** BEGIN TASK DATA **
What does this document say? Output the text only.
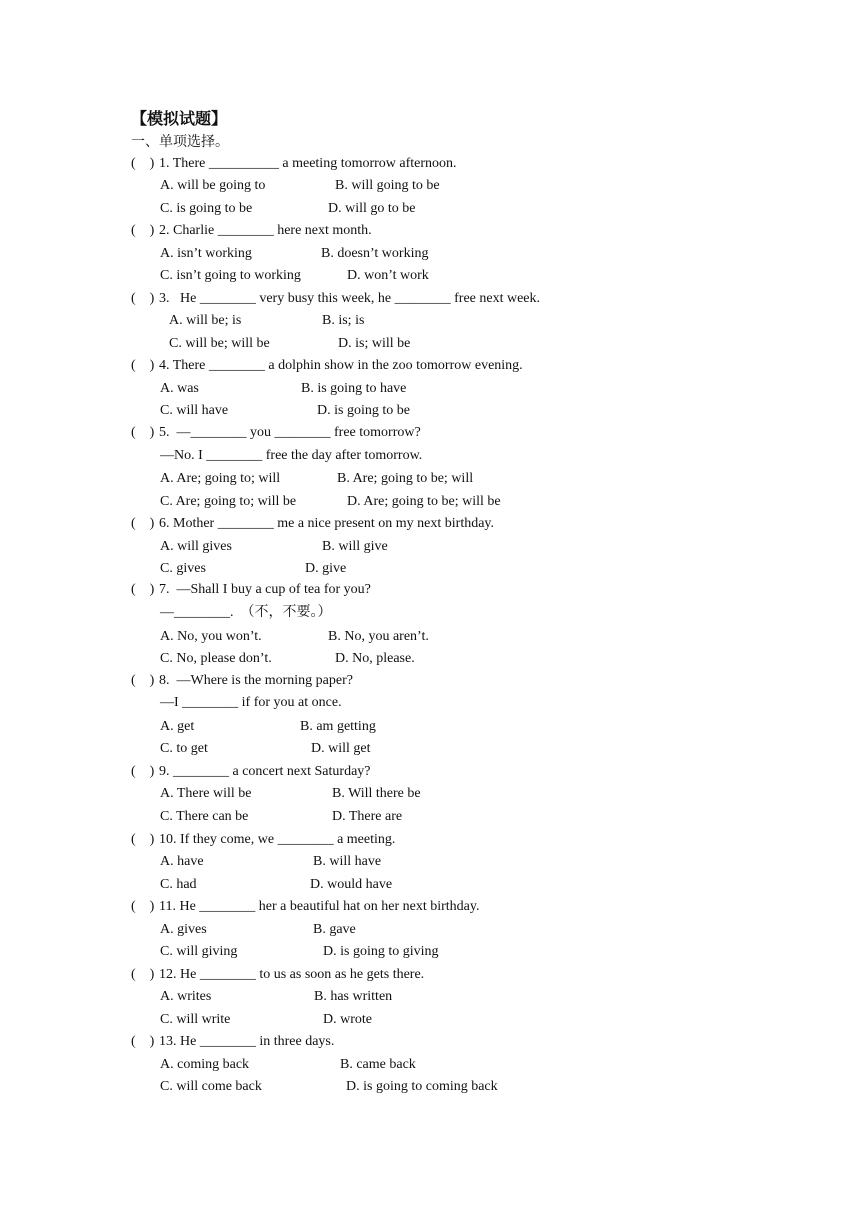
【模拟试题】
一、单项选择。
(    ) 1. There __________ a meeting tomorrow afternoon.
A. will be going to	B. will going to be
C. is going to be	D. will go to be
(    ) 2. Charlie ________ here next month.
A. isn’t working	B. doesn’t working
C. isn’t going to working	D. won’t work
(    ) 3.   He ________ very busy this week, he ________ free next week.
A. will be; is	B. is; is
C. will be; will be	D. is; will be
(    ) 4. There ________ a dolphin show in the zoo tomorrow evening.
A. was	B. is going to have
C. will have	D. is going to be
(    ) 5.  —________ you ________ free tomorrow?
—No. I ________ free the day after tomorrow.
A. Are; going to; will	B. Are; going to be; will
C. Are; going to; will be	D. Are; going to be; will be
(    ) 6. Mother ________ me a nice present on my next birthday.
A. will gives	B. will give
C. gives	D. give
(    ) 7.  —Shall I buy a cup of tea for you?
—________.  （不，不要。）
A. No, you won’t.	B. No, you aren’t.
C. No, please don’t.	D. No, please.
(    ) 8.  —Where is the morning paper?
—I ________ if for you at once.
A. get	B. am getting
C. to get	D. will get
(    ) 9. ________ a concert next Saturday?
A. There will be	B. Will there be
C. There can be	D. There are
(    ) 10. If they come, we ________ a meeting.
A. have	B. will have
C. had	D. would have
(    ) 11. He ________ her a beautiful hat on her next birthday.
A. gives	B. gave
C. will giving	D. is going to giving
(    ) 12. He ________ to us as soon as he gets there.
A. writes	B. has written
C. will write	D. wrote
(    ) 13. He ________ in three days.
A. coming back	B. came back
C. will come back	D. is going to coming back
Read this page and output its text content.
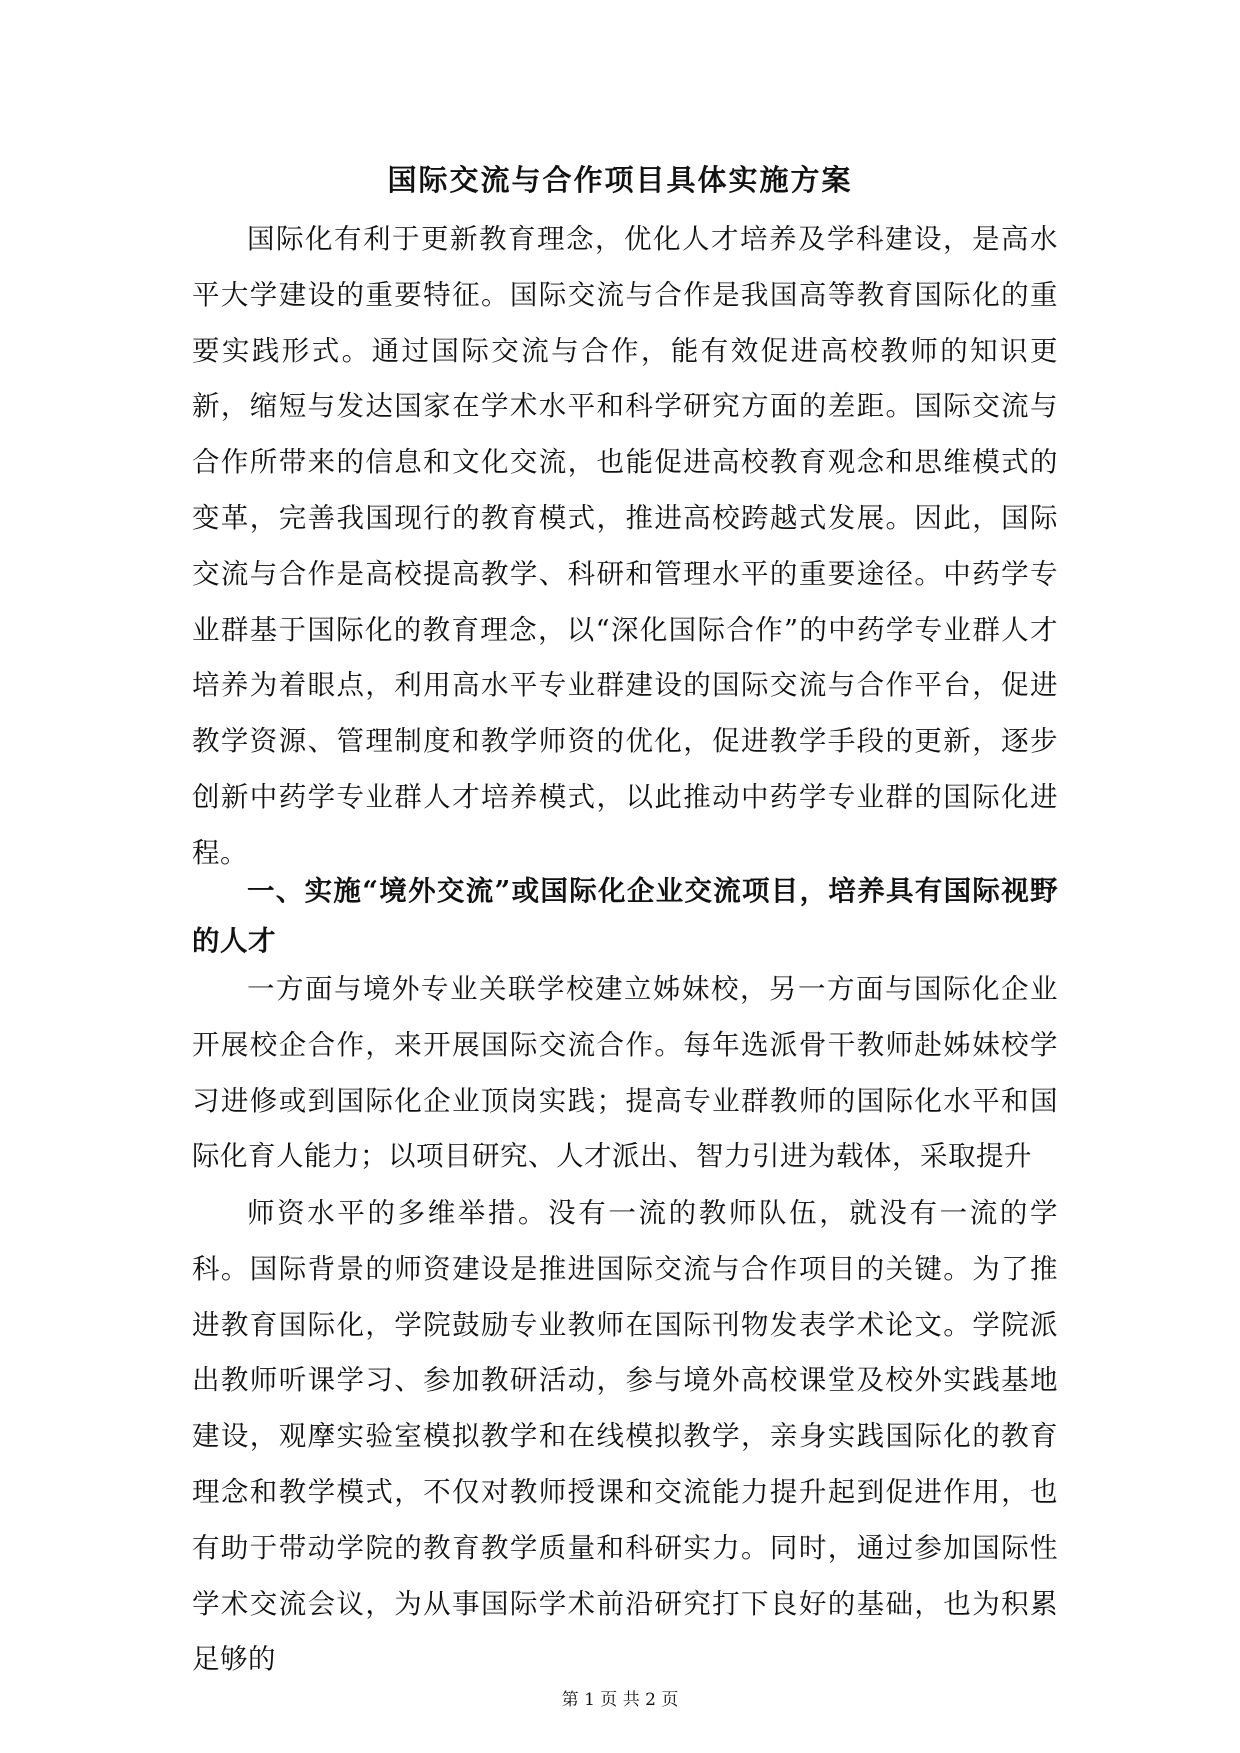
国际交流与合作项目具体实施方案

国际化有利于更新教育理念，优化人才培养及学科建设，是高水平大学建设的重要特征。国际交流与合作是我国高等教育国际化的重要实践形式。通过国际交流与合作，能有效促进高校教师的知识更新，缩短与发达国家在学术水平和科学研究方面的差距。国际交流与合作所带来的信息和文化交流，也能促进高校教育观念和思维模式的变革，完善我国现行的教育模式，推进高校跨越式发展。因此，国际交流与合作是高校提高教学、科研和管理水平的重要途径。中药学专业群基于国际化的教育理念，以“深化国际合作”的中药学专业群人才培养为着眼点，利用高水平专业群建设的国际交流与合作平台，促进教学资源、管理制度和教学师资的优化，促进教学手段的更新，逐步创新中药学专业群人才培养模式，以此推动中药学专业群的国际化进程。

一、实施“境外交流”或国际化企业交流项目，培养具有国际视野的人才

一方面与境外专业关联学校建立姊妹校，另一方面与国际化企业开展校企合作，来开展国际交流合作。每年选派骨干教师赴姊妹校学习进修或到国际化企业顶岗实践；提高专业群教师的国际化水平和国际化育人能力；以项目研究、人才派出、智力引进为载体，采取提升

师资水平的多维举措。没有一流的教师队伍，就没有一流的学科。国际背景的师资建设是推进国际交流与合作项目的关键。为了推进教育国际化，学院鼓励专业教师在国际刊物发表学术论文。学院派出教师听课学习、参加教研活动，参与境外高校课堂及校外实践基地建设，观摩实验室模拟教学和在线模拟教学，亲身实践国际化的教育理念和教学模式，不仅对教师授课和交流能力提升起到促进作用，也有助于带动学院的教育教学质量和科研实力。同时，通过参加国际性学术交流会议，为从事国际学术前沿研究打下良好的基础，也为积累足够的

第 1 页 共 2 页
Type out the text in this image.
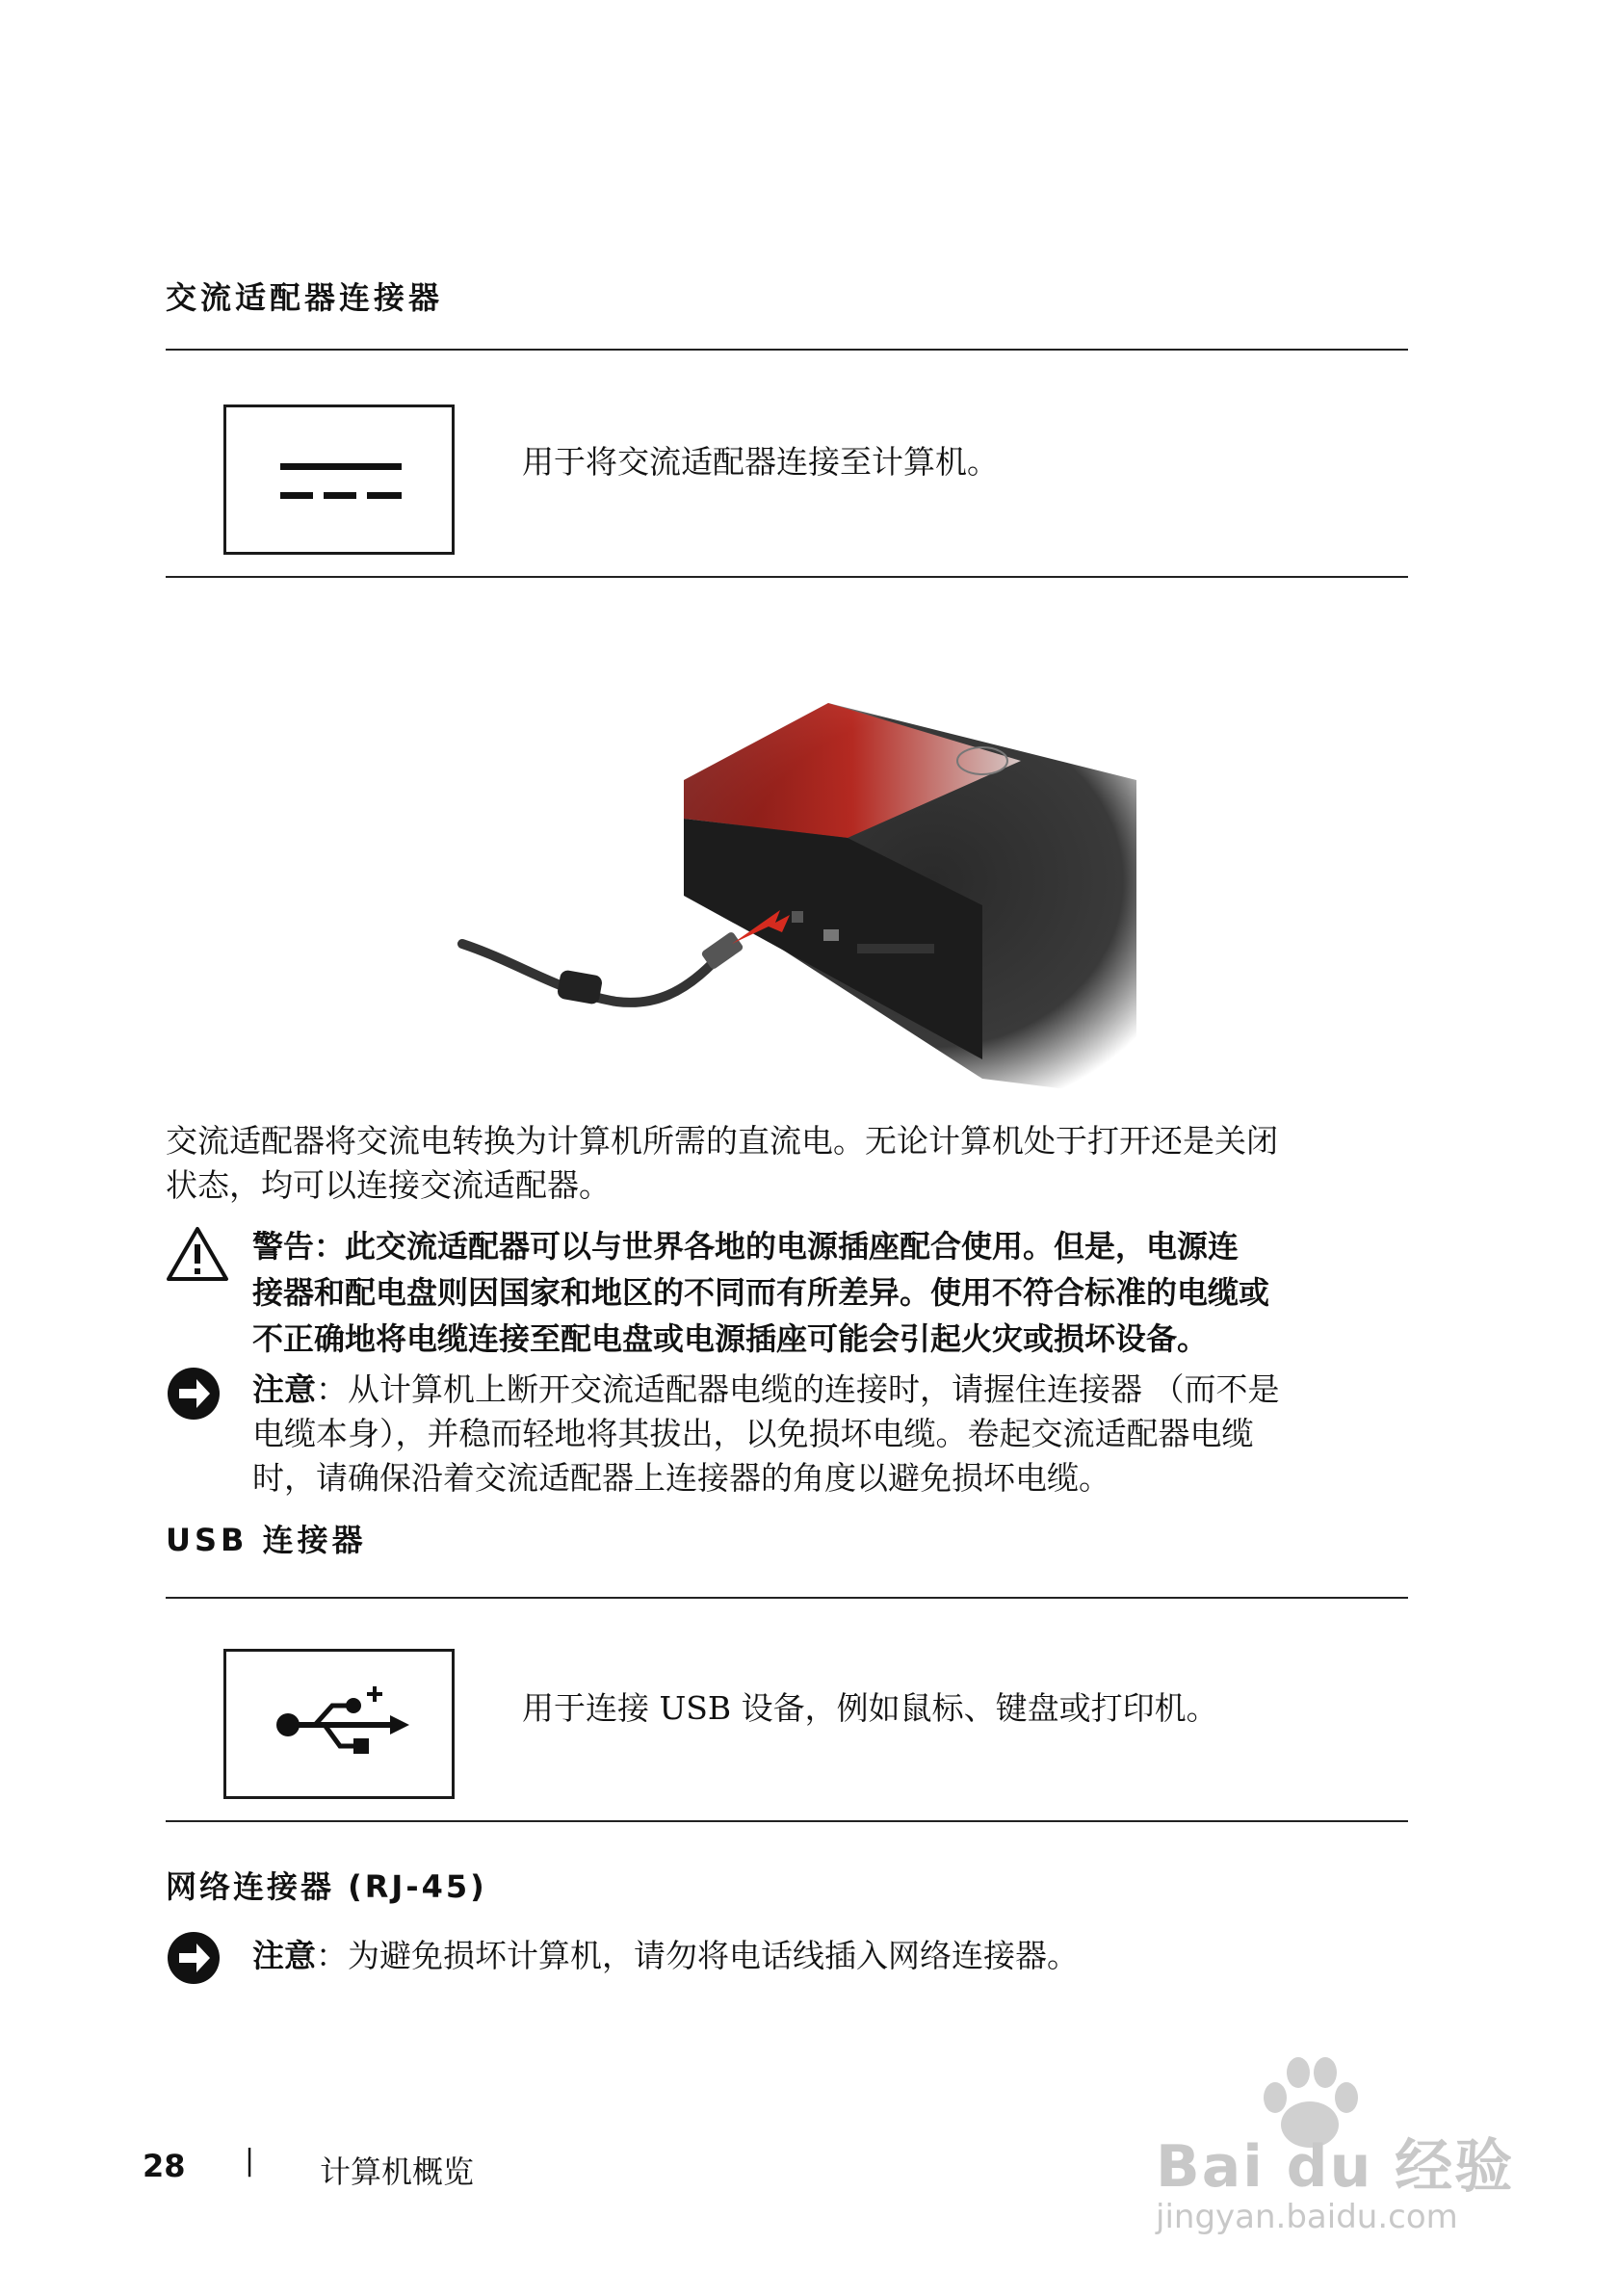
交流适配器连接器
用于将交流适配器连接至计算机。
交流适配器将交流电转换为计算机所需的直流电。无论计算机处于打开还是关闭
状态，均可以连接交流适配器。
警告：此交流适配器可以与世界各地的电源插座配合使用。但是，电源连
接器和配电盘则因国家和地区的不同而有所差异。使用不符合标准的电缆或
不正确地将电缆连接至配电盘或电源插座可能会引起火灾或损坏设备。
注意：从计算机上断开交流适配器电缆的连接时，请握住连接器 （而不是
电缆本身），并稳而轻地将其拔出，以免损坏电缆。卷起交流适配器电缆
时，请确保沿着交流适配器上连接器的角度以避免损坏电缆。
USB 连接器
用于连接 USB 设备，例如鼠标、键盘或打印机。
网络连接器 (RJ-45)
注意：为避免损坏计算机，请勿将电话线插入网络连接器。
28 | 计算机概览	Bai du 经验
jingyan.baidu.com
** END TASK DATA **
■ **AIM**
Omit the pictures, and please restate word for word the lines running from the line with "Type out the text in this image." to the end of the entries.

■ **ANSWER TO THE PROBLEM**
Type out the text in this image.
交流适配器连接器
用于将交流适配器连接至计算机。
交流适配器将交流电转换为计算机所需的直流电。无论计算机处于打开还是关闭
状态，均可以连接交流适配器。
警告：此交流适配器可以与世界各地的电源插座配合使用。但是，电源连
接器和配电盘则因国家和地区的不同而有所差异。使用不符合标准的电缆或
不正确地将电缆连接至配电盘或电源插座可能会引起火灾或损坏设备。
注意：从计算机上断开交流适配器电缆的连接时，请握住连接器 （而不是
电缆本身），并稳而轻地将其拔出，以免损坏电缆。卷起交流适配器电缆
时，请确保沿着交流适配器上连接器的角度以避免损坏电缆。
USB 连接器
用于连接 USB 设备，例如鼠标、键盘或打印机。
网络连接器 (RJ-45)
注意：为避免损坏计算机，请勿将电话线插入网络连接器。
28 | 计算机概览	Bai du 经验
jingyan.baidu.com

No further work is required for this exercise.